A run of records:
········

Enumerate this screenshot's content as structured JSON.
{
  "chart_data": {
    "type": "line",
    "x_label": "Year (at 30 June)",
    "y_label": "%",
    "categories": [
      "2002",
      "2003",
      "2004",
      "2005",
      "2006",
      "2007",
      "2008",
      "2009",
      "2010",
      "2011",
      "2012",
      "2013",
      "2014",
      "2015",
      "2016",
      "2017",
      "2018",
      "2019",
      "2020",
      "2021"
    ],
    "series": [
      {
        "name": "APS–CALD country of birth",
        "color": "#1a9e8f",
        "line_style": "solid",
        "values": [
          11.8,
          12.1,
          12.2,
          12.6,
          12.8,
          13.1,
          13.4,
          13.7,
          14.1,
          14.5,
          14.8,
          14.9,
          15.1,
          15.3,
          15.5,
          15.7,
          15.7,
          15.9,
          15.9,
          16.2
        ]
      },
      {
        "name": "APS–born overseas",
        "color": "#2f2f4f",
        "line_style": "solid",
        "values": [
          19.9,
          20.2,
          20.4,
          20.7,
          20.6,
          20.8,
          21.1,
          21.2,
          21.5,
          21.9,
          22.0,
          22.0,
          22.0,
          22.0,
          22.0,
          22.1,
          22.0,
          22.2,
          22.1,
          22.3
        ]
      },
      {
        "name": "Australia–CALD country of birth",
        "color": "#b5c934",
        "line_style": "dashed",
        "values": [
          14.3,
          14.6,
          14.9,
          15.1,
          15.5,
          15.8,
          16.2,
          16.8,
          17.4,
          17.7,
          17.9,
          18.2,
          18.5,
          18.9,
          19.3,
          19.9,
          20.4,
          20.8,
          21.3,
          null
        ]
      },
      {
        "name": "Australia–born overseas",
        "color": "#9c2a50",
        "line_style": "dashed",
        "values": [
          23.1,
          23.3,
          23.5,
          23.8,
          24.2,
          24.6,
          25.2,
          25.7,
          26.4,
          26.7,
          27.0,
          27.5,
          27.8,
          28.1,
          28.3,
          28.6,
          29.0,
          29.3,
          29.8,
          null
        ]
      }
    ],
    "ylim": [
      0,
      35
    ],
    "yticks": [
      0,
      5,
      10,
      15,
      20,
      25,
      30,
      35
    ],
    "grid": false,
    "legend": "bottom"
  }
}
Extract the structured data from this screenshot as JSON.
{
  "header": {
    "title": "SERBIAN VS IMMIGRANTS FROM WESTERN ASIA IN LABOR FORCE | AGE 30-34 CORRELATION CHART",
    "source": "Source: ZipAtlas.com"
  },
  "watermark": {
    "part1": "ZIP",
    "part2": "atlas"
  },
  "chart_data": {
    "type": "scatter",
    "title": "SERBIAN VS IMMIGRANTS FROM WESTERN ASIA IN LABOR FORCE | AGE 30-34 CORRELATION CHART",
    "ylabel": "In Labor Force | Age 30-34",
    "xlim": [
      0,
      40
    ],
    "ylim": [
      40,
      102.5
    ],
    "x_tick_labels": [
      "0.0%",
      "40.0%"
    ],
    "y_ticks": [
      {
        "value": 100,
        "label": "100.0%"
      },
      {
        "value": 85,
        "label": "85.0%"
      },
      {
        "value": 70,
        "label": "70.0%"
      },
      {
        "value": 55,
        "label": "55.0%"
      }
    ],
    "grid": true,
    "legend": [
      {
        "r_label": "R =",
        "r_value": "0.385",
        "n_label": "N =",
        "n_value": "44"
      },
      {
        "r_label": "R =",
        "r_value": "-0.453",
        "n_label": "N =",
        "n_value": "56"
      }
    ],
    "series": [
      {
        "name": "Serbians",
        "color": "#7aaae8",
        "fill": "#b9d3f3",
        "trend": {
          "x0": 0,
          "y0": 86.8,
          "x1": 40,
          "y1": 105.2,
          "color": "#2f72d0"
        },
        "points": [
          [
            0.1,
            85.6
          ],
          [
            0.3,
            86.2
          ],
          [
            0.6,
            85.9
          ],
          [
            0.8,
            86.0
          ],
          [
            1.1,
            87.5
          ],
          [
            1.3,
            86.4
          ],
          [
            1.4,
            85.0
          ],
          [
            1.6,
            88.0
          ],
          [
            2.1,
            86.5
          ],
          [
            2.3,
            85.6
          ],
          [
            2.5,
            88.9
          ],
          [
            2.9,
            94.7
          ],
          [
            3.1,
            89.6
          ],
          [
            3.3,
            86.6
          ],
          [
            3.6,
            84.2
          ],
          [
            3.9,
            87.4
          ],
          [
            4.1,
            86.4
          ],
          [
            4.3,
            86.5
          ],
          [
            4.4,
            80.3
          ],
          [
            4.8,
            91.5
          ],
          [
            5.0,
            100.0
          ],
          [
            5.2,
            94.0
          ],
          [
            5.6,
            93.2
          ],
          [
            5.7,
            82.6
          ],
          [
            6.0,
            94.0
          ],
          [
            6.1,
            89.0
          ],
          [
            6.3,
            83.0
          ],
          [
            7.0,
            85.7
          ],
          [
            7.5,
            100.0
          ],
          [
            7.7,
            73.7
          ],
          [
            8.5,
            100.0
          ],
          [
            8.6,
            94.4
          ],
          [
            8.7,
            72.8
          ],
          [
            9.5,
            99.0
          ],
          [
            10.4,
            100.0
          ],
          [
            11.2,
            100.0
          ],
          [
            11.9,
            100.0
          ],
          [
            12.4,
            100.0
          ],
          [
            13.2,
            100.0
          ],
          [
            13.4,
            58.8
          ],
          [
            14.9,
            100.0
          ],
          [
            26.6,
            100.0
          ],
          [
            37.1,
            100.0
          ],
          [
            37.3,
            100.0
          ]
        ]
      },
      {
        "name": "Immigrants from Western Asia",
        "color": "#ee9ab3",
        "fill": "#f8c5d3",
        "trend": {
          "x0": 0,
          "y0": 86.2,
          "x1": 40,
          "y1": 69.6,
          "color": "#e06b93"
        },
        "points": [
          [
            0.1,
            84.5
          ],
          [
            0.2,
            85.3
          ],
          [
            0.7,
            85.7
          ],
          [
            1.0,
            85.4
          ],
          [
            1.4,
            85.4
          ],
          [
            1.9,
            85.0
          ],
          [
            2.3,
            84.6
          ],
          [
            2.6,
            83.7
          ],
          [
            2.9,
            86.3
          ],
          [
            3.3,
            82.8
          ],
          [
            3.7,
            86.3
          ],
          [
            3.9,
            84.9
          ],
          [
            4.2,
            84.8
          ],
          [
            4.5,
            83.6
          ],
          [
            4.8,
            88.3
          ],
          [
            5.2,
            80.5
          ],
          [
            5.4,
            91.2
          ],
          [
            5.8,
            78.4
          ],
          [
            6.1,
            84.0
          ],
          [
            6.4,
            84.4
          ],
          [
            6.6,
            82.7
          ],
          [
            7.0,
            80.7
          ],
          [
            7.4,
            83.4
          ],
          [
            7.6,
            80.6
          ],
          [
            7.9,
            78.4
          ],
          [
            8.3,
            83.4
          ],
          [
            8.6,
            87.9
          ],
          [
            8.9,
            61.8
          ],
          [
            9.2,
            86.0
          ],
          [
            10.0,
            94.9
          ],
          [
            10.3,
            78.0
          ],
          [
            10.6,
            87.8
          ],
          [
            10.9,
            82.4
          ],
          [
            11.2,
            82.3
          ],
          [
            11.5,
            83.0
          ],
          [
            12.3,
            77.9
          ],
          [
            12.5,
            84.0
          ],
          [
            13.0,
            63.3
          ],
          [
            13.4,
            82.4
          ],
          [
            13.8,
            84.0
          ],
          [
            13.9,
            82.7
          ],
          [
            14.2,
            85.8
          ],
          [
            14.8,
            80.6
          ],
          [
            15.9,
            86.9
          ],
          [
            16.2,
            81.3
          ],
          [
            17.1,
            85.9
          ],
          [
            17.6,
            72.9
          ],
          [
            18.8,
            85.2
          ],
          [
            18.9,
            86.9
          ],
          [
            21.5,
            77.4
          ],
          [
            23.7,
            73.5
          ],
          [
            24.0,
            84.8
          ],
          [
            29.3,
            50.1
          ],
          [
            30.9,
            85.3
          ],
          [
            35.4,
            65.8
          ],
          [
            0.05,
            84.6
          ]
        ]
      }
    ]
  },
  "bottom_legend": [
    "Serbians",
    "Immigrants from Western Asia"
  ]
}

········

Copy every line of the listing that contains the word "structured".

### Right answer
Enumerate this screenshot's content as structured JSON.
Extract the structured data from this screenshot as JSON.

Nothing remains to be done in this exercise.